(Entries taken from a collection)

┄┄┄┄┄┄┄┄┄┄

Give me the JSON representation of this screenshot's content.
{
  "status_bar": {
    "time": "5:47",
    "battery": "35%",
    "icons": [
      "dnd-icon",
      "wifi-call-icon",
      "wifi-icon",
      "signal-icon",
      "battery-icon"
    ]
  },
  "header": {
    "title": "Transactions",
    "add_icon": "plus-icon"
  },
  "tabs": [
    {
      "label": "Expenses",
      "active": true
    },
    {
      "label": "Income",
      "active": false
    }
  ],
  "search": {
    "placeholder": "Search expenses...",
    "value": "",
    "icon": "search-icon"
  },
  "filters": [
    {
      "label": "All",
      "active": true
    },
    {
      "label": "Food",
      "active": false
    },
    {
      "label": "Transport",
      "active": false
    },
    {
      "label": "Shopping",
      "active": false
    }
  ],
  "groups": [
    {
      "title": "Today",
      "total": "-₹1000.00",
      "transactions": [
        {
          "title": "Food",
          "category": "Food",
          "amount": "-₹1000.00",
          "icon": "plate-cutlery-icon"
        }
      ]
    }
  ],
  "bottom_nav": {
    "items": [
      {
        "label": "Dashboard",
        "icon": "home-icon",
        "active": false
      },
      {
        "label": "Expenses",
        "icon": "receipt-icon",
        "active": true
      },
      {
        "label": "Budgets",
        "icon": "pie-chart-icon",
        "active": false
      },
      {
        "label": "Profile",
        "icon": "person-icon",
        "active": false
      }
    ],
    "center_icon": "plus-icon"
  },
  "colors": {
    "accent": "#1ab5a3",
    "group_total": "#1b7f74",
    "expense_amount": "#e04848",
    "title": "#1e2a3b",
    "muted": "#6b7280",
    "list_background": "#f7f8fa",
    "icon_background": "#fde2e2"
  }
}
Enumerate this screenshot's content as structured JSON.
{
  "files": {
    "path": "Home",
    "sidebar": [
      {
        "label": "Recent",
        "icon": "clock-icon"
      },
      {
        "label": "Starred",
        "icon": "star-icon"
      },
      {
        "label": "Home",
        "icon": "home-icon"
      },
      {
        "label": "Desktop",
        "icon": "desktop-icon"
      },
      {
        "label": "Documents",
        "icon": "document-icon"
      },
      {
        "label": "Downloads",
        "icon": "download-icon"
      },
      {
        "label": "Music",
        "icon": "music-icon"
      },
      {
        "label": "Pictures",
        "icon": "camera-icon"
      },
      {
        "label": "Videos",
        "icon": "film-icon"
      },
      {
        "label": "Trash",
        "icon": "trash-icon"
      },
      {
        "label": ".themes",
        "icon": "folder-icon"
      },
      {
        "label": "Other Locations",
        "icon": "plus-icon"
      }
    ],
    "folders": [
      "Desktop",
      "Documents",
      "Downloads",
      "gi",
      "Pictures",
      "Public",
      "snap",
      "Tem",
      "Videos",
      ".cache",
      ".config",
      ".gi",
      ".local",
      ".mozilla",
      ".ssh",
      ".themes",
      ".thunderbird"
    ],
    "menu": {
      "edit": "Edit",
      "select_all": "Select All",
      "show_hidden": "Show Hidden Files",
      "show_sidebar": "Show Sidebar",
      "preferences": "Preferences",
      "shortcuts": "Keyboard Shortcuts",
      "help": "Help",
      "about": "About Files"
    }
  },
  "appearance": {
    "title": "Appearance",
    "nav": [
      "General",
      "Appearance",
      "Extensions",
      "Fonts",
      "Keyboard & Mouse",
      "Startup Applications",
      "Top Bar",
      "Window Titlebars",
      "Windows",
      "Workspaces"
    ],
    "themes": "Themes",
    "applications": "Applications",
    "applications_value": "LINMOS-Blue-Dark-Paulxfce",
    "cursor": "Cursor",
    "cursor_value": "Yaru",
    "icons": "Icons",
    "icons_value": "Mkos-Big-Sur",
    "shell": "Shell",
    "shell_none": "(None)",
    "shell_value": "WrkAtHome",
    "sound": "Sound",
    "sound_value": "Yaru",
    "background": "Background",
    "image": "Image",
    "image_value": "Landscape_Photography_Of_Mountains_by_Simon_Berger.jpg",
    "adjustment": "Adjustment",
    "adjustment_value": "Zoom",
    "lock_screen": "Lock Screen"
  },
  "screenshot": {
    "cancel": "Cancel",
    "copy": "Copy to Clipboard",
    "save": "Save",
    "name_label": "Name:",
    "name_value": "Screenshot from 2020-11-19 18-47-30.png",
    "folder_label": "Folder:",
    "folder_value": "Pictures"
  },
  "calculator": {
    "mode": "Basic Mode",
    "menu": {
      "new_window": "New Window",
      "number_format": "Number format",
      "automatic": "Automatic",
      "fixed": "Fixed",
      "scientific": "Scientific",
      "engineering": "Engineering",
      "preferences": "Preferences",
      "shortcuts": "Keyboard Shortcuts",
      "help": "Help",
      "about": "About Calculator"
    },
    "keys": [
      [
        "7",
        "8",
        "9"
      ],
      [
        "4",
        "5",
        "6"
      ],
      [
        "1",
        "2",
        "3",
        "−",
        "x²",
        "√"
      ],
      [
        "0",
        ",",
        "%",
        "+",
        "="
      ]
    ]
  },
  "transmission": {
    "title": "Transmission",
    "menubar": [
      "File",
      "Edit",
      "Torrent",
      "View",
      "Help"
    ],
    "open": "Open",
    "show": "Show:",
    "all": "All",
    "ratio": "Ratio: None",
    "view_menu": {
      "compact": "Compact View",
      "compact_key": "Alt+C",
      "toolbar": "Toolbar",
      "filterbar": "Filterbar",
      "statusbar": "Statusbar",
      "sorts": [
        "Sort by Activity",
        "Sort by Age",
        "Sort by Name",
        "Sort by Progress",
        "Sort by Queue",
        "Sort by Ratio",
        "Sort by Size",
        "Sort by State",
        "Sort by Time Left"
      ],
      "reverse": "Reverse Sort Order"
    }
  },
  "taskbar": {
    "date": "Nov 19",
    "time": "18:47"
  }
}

┄┄┄┄┄┄┄┄┄┄

STATED TASK -
All of the entries must be quoted exactly; please include each one.

RIGHT ANSWER -
Give me the JSON representation of this screenshot's content.
{
  "status_bar": {
    "time": "5:47",
    "battery": "35%",
    "icons": [
      "dnd-icon",
      "wifi-call-icon",
      "wifi-icon",
      "signal-icon",
      "battery-icon"
    ]
  },
  "header": {
    "title": "Transactions",
    "add_icon": "plus-icon"
  },
  "tabs": [
    {
      "label": "Expenses",
      "active": true
    },
    {
      "label": "Income",
      "active": false
    }
  ],
  "search": {
    "placeholder": "Search expenses...",
    "value": "",
    "icon": "search-icon"
  },
  "filters": [
    {
      "label": "All",
      "active": true
    },
    {
      "label": "Food",
      "active": false
    },
    {
      "label": "Transport",
      "active": false
    },
    {
      "label": "Shopping",
      "active": false
    }
  ],
  "groups": [
    {
      "title": "Today",
      "total": "-₹1000.00",
      "transactions": [
        {
          "title": "Food",
          "category": "Food",
          "amount": "-₹1000.00",
          "icon": "plate-cutlery-icon"
        }
      ]
    }
  ],
  "bottom_nav": {
    "items": [
      {
        "label": "Dashboard",
        "icon": "home-icon",
        "active": false
      },
      {
        "label": "Expenses",
        "icon": "receipt-icon",
        "active": true
      },
      {
        "label": "Budgets",
        "icon": "pie-chart-icon",
        "active": false
      },
      {
        "label": "Profile",
        "icon": "person-icon",
        "active": false
      }
    ],
    "center_icon": "plus-icon"
  },
  "colors": {
    "accent": "#1ab5a3",
    "group_total": "#1b7f74",
    "expense_amount": "#e04848",
    "title": "#1e2a3b",
    "muted": "#6b7280",
    "list_background": "#f7f8fa",
    "icon_background": "#fde2e2"
  }
}
Enumerate this screenshot's content as structured JSON.
{
  "files": {
    "path": "Home",
    "sidebar": [
      {
        "label": "Recent",
        "icon": "clock-icon"
      },
      {
        "label": "Starred",
        "icon": "star-icon"
      },
      {
        "label": "Home",
        "icon": "home-icon"
      },
      {
        "label": "Desktop",
        "icon": "desktop-icon"
      },
      {
        "label": "Documents",
        "icon": "document-icon"
      },
      {
        "label": "Downloads",
        "icon": "download-icon"
      },
      {
        "label": "Music",
        "icon": "music-icon"
      },
      {
        "label": "Pictures",
        "icon": "camera-icon"
      },
      {
        "label": "Videos",
        "icon": "film-icon"
      },
      {
        "label": "Trash",
        "icon": "trash-icon"
      },
      {
        "label": ".themes",
        "icon": "folder-icon"
      },
      {
        "label": "Other Locations",
        "icon": "plus-icon"
      }
    ],
    "folders": [
      "Desktop",
      "Documents",
      "Downloads",
      "gi",
      "Pictures",
      "Public",
      "snap",
      "Tem",
      "Videos",
      ".cache",
      ".config",
      ".gi",
      ".local",
      ".mozilla",
      ".ssh",
      ".themes",
      ".thunderbird"
    ],
    "menu": {
      "edit": "Edit",
      "select_all": "Select All",
      "show_hidden": "Show Hidden Files",
      "show_sidebar": "Show Sidebar",
      "preferences": "Preferences",
      "shortcuts": "Keyboard Shortcuts",
      "help": "Help",
      "about": "About Files"
    }
  },
  "appearance": {
    "title": "Appearance",
    "nav": [
      "General",
      "Appearance",
      "Extensions",
      "Fonts",
      "Keyboard & Mouse",
      "Startup Applications",
      "Top Bar",
      "Window Titlebars",
      "Windows",
      "Workspaces"
    ],
    "themes": "Themes",
    "applications": "Applications",
    "applications_value": "LINMOS-Blue-Dark-Paulxfce",
    "cursor": "Cursor",
    "cursor_value": "Yaru",
    "icons": "Icons",
    "icons_value": "Mkos-Big-Sur",
    "shell": "Shell",
    "shell_none": "(None)",
    "shell_value": "WrkAtHome",
    "sound": "Sound",
    "sound_value": "Yaru",
    "background": "Background",
    "image": "Image",
    "image_value": "Landscape_Photography_Of_Mountains_by_Simon_Berger.jpg",
    "adjustment": "Adjustment",
    "adjustment_value": "Zoom",
    "lock_screen": "Lock Screen"
  },
  "screenshot": {
    "cancel": "Cancel",
    "copy": "Copy to Clipboard",
    "save": "Save",
    "name_label": "Name:",
    "name_value": "Screenshot from 2020-11-19 18-47-30.png",
    "folder_label": "Folder:",
    "folder_value": "Pictures"
  },
  "calculator": {
    "mode": "Basic Mode",
    "menu": {
      "new_window": "New Window",
      "number_format": "Number format",
      "automatic": "Automatic",
      "fixed": "Fixed",
      "scientific": "Scientific",
      "engineering": "Engineering",
      "preferences": "Preferences",
      "shortcuts": "Keyboard Shortcuts",
      "help": "Help",
      "about": "About Calculator"
    },
    "keys": [
      [
        "7",
        "8",
        "9"
      ],
      [
        "4",
        "5",
        "6"
      ],
      [
        "1",
        "2",
        "3",
        "−",
        "x²",
        "√"
      ],
      [
        "0",
        ",",
        "%",
        "+",
        "="
      ]
    ]
  },
  "transmission": {
    "title": "Transmission",
    "menubar": [
      "File",
      "Edit",
      "Torrent",
      "View",
      "Help"
    ],
    "open": "Open",
    "show": "Show:",
    "all": "All",
    "ratio": "Ratio: None",
    "view_menu": {
      "compact": "Compact View",
      "compact_key": "Alt+C",
      "toolbar": "Toolbar",
      "filterbar": "Filterbar",
      "statusbar": "Statusbar",
      "sorts": [
        "Sort by Activity",
        "Sort by Age",
        "Sort by Name",
        "Sort by Progress",
        "Sort by Queue",
        "Sort by Ratio",
        "Sort by Size",
        "Sort by State",
        "Sort by Time Left"
      ],
      "reverse": "Reverse Sort Order"
    }
  },
  "taskbar": {
    "date": "Nov 19",
    "time": "18:47"
  }
}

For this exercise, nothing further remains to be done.